## COMPLETE THE FOLLOWING
- a) In the takeoff performance text, what rule of thumb does it give for tailwind when no chart is available?
- b) Copy the records word for word, starting at their first line and ending at the line that contains "- legend-label-usa: USA: [2277, 363, 2368, 413]", with both of those lines included.

[Begin TEXT SECTION]

PERSONAL EXPERIENCE: I used to fly a Beech Baron from a short runway with a steep runway slope. I found — after cautious experience at reduced airplane weights and in varying wind conditions — that the effect of taking off downhill was usually more beneficial than taking off uphill into the wind. Such was standard procedure for all multiengine airplanes at my home airport; because landing airplanes usually landed uphill, in the opposite direction, it took good visual scanning, radio technique, and otherwise standard traffic patterns to assure safety at the never-busy-but-steadily-used airport.
- Airplane condition. Takeoff performance tables result from tests of a new airplane. If your is a little out of rig, or the engine is less than perfect; if a propeller blade is nicked, or contamination like frost, snow, or even dust or dead bugs is on the wings, the airplane won’t perform exactly as planned. Aircraft age alone may reduce performance.
- Pilot technique. Similarly, POH flight testing was done by a professional test pilot. If you’re not one yourself, expect less-than-perfect takeoff performance. And the charted performance expectation is based on a specific takeoff technique. Called the “associated conditions” on the Takeoff Performance Chart, this technique often closely mirrors the “short field takeoff” we all learned as student pilots — full power before brake release, recommended flap settings, and rotation at a precise airspeed. Any other technique will result in different (probably reduced) takeoff and climb performance.
- The unexpected. That animal on the runway. An engine “hiccup” on takeoff. Splashing through puddles or bouncing over rough pavement. A door popping open, or other demanding distraction. Any of these can (and unfortunately, often do) show up as contributing factors to takeoff-related accidents.
RULES OF THUMB — DEALING WITH THE “KNOWNS”
Most extenuating circumstances are “knowable” — you ought to be able to anticipate them before you begin your takeoff roll. With anticipation comes the ability to compensate somewhat … or at least know what performance degradation to expect. Let’s look at some “rules of thumb” for dealing with the “known” extenuating circumstances:
- Wind. Consider the effects of wind on your takeoff and climb performance. Use wind effects from your POH Takeoff Performance Chart, if available. If not, a “rule of thumb” might be to decrease the runway and obstacle clearance distances by 10% for each nine knots of headwind, or increase distances by 10% for every two knots of tailwind component (from the Cessna 172RG POH).

[End TEXT SECTION]
[Begin DATA FOR THE TASK]

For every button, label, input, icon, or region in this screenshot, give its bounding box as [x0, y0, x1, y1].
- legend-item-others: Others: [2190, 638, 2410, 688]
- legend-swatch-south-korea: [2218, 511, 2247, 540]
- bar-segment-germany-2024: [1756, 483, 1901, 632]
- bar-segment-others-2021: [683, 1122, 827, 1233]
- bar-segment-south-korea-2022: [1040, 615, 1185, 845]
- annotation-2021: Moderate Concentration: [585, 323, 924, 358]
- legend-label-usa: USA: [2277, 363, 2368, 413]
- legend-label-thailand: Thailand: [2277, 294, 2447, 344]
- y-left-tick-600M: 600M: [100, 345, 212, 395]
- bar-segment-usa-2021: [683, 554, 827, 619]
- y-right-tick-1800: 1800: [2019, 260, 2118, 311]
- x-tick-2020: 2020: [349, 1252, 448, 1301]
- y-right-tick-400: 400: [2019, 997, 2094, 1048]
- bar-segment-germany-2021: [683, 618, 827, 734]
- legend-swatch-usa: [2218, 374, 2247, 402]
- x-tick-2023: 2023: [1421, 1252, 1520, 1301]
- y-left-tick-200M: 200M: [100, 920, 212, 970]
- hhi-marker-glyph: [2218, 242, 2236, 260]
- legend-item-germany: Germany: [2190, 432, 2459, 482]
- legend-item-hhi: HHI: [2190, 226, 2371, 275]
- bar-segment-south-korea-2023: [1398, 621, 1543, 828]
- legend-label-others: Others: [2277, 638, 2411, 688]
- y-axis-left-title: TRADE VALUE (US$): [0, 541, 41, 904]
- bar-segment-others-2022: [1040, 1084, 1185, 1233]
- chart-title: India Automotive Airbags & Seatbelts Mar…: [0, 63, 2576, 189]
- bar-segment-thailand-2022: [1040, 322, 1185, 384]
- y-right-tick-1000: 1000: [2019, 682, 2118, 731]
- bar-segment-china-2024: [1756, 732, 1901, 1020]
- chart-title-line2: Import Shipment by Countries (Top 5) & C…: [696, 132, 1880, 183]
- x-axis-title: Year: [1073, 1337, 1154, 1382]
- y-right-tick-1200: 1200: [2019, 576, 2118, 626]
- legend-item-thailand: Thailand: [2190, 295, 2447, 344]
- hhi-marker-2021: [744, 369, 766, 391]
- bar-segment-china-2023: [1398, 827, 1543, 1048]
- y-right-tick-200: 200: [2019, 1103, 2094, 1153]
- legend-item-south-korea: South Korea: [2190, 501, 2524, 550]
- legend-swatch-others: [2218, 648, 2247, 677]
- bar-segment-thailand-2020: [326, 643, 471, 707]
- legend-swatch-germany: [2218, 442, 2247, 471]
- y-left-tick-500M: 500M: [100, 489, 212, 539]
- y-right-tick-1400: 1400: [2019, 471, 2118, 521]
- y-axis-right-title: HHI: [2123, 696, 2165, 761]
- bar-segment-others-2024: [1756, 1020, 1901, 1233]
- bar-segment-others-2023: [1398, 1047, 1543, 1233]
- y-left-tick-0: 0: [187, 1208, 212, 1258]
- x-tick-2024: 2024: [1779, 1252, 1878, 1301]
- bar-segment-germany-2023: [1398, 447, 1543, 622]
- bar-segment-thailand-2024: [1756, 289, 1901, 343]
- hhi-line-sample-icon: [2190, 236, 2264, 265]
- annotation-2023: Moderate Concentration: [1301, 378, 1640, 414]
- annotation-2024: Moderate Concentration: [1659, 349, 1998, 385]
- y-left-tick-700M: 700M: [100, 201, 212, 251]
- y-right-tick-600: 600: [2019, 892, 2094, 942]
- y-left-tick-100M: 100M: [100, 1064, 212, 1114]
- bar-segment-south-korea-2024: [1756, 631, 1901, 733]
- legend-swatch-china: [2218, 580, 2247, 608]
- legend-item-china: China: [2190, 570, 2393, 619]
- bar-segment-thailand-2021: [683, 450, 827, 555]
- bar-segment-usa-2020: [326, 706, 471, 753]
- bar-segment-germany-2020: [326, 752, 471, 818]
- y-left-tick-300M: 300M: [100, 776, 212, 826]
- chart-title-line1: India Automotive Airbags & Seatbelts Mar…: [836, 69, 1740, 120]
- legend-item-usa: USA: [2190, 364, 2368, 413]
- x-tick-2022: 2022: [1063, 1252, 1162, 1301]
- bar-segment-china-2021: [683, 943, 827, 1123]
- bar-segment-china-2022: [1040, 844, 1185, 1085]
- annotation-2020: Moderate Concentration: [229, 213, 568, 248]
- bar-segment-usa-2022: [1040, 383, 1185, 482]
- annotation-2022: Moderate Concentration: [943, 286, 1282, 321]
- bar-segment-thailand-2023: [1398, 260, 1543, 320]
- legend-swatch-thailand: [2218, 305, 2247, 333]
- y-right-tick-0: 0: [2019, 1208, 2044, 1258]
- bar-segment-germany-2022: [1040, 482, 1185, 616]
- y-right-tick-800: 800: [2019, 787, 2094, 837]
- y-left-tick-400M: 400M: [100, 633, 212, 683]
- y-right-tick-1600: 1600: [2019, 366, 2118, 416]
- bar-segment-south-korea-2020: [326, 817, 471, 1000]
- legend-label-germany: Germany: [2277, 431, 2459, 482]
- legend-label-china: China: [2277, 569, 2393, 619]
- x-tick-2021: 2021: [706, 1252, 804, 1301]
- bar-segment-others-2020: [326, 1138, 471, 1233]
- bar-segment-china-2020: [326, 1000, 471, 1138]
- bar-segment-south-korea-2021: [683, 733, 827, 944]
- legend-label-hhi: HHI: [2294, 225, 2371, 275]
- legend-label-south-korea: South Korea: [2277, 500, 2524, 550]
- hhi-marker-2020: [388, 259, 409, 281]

[End DATA FOR THE TASK]

## THE SOLUTIONS
- a) Increase the runway and obstacle clearance distances by 10% for every two knots of tailwind component.

- b)
For every button, label, input, icon, or region in this screenshot, give its bounding box as [x0, y0, x1, y1].
- legend-item-others: Others: [2190, 638, 2410, 688]
- legend-swatch-south-korea: [2218, 511, 2247, 540]
- bar-segment-germany-2024: [1756, 483, 1901, 632]
- bar-segment-others-2021: [683, 1122, 827, 1233]
- bar-segment-south-korea-2022: [1040, 615, 1185, 845]
- annotation-2021: Moderate Concentration: [585, 323, 924, 358]
- legend-label-usa: USA: [2277, 363, 2368, 413]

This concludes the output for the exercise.